[start]

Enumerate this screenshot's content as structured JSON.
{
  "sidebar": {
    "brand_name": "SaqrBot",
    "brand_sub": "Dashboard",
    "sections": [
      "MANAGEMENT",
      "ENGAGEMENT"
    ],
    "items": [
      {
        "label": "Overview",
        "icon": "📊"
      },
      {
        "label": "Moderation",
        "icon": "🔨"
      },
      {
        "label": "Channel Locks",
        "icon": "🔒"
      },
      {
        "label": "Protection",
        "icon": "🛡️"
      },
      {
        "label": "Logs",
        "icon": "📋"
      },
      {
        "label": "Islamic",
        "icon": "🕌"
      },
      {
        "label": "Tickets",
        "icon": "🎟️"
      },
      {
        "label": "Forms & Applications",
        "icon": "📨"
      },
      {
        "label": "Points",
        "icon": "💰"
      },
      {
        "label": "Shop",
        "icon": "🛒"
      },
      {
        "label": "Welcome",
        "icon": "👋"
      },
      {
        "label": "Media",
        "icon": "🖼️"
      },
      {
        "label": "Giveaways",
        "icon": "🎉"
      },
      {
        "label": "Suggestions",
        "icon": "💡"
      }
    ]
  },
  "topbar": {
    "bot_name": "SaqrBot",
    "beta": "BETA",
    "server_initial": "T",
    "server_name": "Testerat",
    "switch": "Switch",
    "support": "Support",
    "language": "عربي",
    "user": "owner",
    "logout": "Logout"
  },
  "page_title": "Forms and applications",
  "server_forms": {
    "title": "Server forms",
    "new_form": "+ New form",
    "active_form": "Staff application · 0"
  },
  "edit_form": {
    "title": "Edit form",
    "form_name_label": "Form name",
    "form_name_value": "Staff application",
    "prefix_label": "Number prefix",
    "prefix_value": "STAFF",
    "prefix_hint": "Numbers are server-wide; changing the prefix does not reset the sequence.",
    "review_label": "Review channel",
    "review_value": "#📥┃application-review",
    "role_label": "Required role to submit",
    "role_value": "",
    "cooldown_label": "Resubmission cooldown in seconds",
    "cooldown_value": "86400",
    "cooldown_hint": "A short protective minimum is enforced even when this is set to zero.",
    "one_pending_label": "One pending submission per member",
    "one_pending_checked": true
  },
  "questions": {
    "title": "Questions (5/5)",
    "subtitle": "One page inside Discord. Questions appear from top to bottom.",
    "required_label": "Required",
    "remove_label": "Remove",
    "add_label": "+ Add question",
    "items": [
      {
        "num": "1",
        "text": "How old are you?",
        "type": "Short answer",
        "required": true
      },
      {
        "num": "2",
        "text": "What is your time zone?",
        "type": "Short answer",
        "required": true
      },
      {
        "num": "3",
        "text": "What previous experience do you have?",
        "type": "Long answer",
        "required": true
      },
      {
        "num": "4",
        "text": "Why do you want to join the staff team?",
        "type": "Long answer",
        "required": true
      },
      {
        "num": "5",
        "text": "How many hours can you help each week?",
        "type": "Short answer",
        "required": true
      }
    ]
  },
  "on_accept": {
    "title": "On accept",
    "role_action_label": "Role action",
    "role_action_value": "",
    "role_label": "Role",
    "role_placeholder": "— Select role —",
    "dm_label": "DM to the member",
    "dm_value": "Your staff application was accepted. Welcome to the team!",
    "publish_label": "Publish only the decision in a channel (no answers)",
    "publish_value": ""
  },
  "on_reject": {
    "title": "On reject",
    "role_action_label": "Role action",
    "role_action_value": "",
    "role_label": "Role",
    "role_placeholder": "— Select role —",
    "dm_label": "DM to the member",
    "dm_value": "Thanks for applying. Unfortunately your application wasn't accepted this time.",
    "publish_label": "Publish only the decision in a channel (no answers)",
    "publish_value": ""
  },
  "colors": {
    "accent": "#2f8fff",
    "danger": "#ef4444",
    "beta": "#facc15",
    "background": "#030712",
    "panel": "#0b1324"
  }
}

[end]

Objective:
Reproduce every entry shown above, precisely as it stands.

Exercise response:
Enumerate this screenshot's content as structured JSON.
{
  "sidebar": {
    "brand_name": "SaqrBot",
    "brand_sub": "Dashboard",
    "sections": [
      "MANAGEMENT",
      "ENGAGEMENT"
    ],
    "items": [
      {
        "label": "Overview",
        "icon": "📊"
      },
      {
        "label": "Moderation",
        "icon": "🔨"
      },
      {
        "label": "Channel Locks",
        "icon": "🔒"
      },
      {
        "label": "Protection",
        "icon": "🛡️"
      },
      {
        "label": "Logs",
        "icon": "📋"
      },
      {
        "label": "Islamic",
        "icon": "🕌"
      },
      {
        "label": "Tickets",
        "icon": "🎟️"
      },
      {
        "label": "Forms & Applications",
        "icon": "📨"
      },
      {
        "label": "Points",
        "icon": "💰"
      },
      {
        "label": "Shop",
        "icon": "🛒"
      },
      {
        "label": "Welcome",
        "icon": "👋"
      },
      {
        "label": "Media",
        "icon": "🖼️"
      },
      {
        "label": "Giveaways",
        "icon": "🎉"
      },
      {
        "label": "Suggestions",
        "icon": "💡"
      }
    ]
  },
  "topbar": {
    "bot_name": "SaqrBot",
    "beta": "BETA",
    "server_initial": "T",
    "server_name": "Testerat",
    "switch": "Switch",
    "support": "Support",
    "language": "عربي",
    "user": "owner",
    "logout": "Logout"
  },
  "page_title": "Forms and applications",
  "server_forms": {
    "title": "Server forms",
    "new_form": "+ New form",
    "active_form": "Staff application · 0"
  },
  "edit_form": {
    "title": "Edit form",
    "form_name_label": "Form name",
    "form_name_value": "Staff application",
    "prefix_label": "Number prefix",
    "prefix_value": "STAFF",
    "prefix_hint": "Numbers are server-wide; changing the prefix does not reset the sequence.",
    "review_label": "Review channel",
    "review_value": "#📥┃application-review",
    "role_label": "Required role to submit",
    "role_value": "",
    "cooldown_label": "Resubmission cooldown in seconds",
    "cooldown_value": "86400",
    "cooldown_hint": "A short protective minimum is enforced even when this is set to zero.",
    "one_pending_label": "One pending submission per member",
    "one_pending_checked": true
  },
  "questions": {
    "title": "Questions (5/5)",
    "subtitle": "One page inside Discord. Questions appear from top to bottom.",
    "required_label": "Required",
    "remove_label": "Remove",
    "add_label": "+ Add question",
    "items": [
      {
        "num": "1",
        "text": "How old are you?",
        "type": "Short answer",
        "required": true
      },
      {
        "num": "2",
        "text": "What is your time zone?",
        "type": "Short answer",
        "required": true
      },
      {
        "num": "3",
        "text": "What previous experience do you have?",
        "type": "Long answer",
        "required": true
      },
      {
        "num": "4",
        "text": "Why do you want to join the staff team?",
        "type": "Long answer",
        "required": true
      },
      {
        "num": "5",
        "text": "How many hours can you help each week?",
        "type": "Short answer",
        "required": true
      }
    ]
  },
  "on_accept": {
    "title": "On accept",
    "role_action_label": "Role action",
    "role_action_value": "",
    "role_label": "Role",
    "role_placeholder": "— Select role —",
    "dm_label": "DM to the member",
    "dm_value": "Your staff application was accepted. Welcome to the team!",
    "publish_label": "Publish only the decision in a channel (no answers)",
    "publish_value": ""
  },
  "on_reject": {
    "title": "On reject",
    "role_action_label": "Role action",
    "role_action_value": "",
    "role_label": "Role",
    "role_placeholder": "— Select role —",
    "dm_label": "DM to the member",
    "dm_value": "Thanks for applying. Unfortunately your application wasn't accepted this time.",
    "publish_label": "Publish only the decision in a channel (no answers)",
    "publish_value": ""
  },
  "colors": {
    "accent": "#2f8fff",
    "danger": "#ef4444",
    "beta": "#facc15",
    "background": "#030712",
    "panel": "#0b1324"
  }
}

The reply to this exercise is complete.